• SHORT EXERCISE: Write out each record below exactly as it appears, with no pictures.

[Extracted data entries]

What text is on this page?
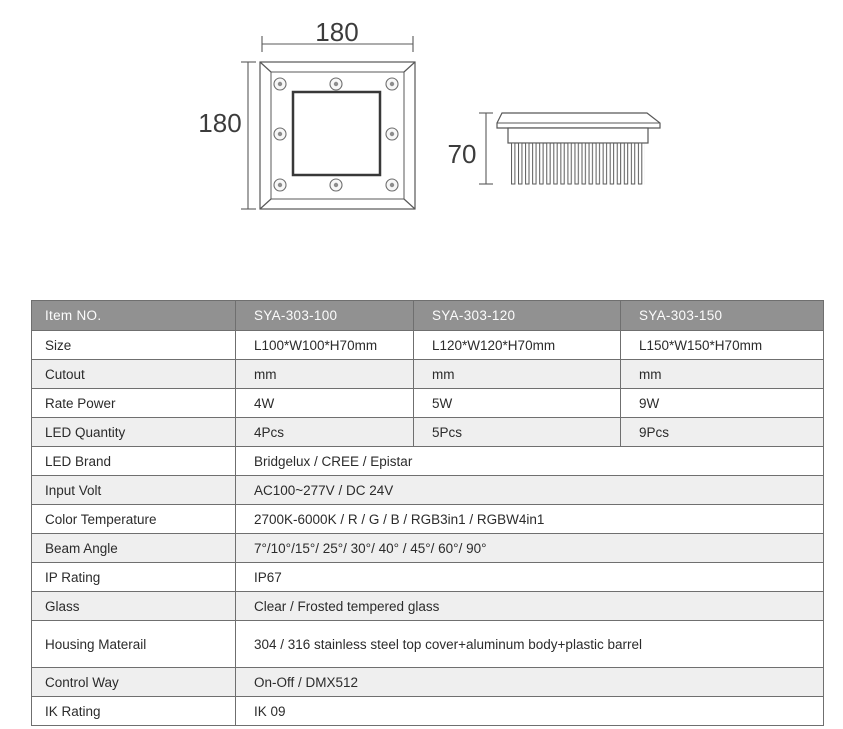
180
180
70
Item NO.	SYA-303-100	SYA-303-120	SYA-303-150
Size	L100*W100*H70mm	L120*W120*H70mm	L150*W150*H70mm
Cutout	mm	mm	mm
Rate Power	4W	5W	9W
LED Quantity	4Pcs	5Pcs	9Pcs
LED Brand	Bridgelux / CREE / Epistar		
Input Volt	AC100~277V / DC 24V		
Color Temperature	2700K-6000K / R / G / B / RGB3in1 / RGBW4in1		
Beam Angle	7°/10°/15°/ 25°/ 30°/ 40° / 45°/ 60°/ 90°		
IP Rating	IP67		
Glass	Clear / Frosted tempered glass		
Housing Materail	304 / 316 stainless steel top cover+aluminum body+plastic barrel		
Control Way	On-Off / DMX512		
IK Rating	IK 09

• FULL SOLUTION:
What text is on this page?
180
180
70
Item NO.	SYA-303-100	SYA-303-120	SYA-303-150
Size	L100*W100*H70mm	L120*W120*H70mm	L150*W150*H70mm
Cutout	mm	mm	mm
Rate Power	4W	5W	9W
LED Quantity	4Pcs	5Pcs	9Pcs
LED Brand	Bridgelux / CREE / Epistar		
Input Volt	AC100~277V / DC 24V		
Color Temperature	2700K-6000K / R / G / B / RGB3in1 / RGBW4in1		
Beam Angle	7°/10°/15°/ 25°/ 30°/ 40° / 45°/ 60°/ 90°		
IP Rating	IP67		
Glass	Clear / Frosted tempered glass		
Housing Materail	304 / 316 stainless steel top cover+aluminum body+plastic barrel		
Control Way	On-Off / DMX512		
IK Rating	IK 09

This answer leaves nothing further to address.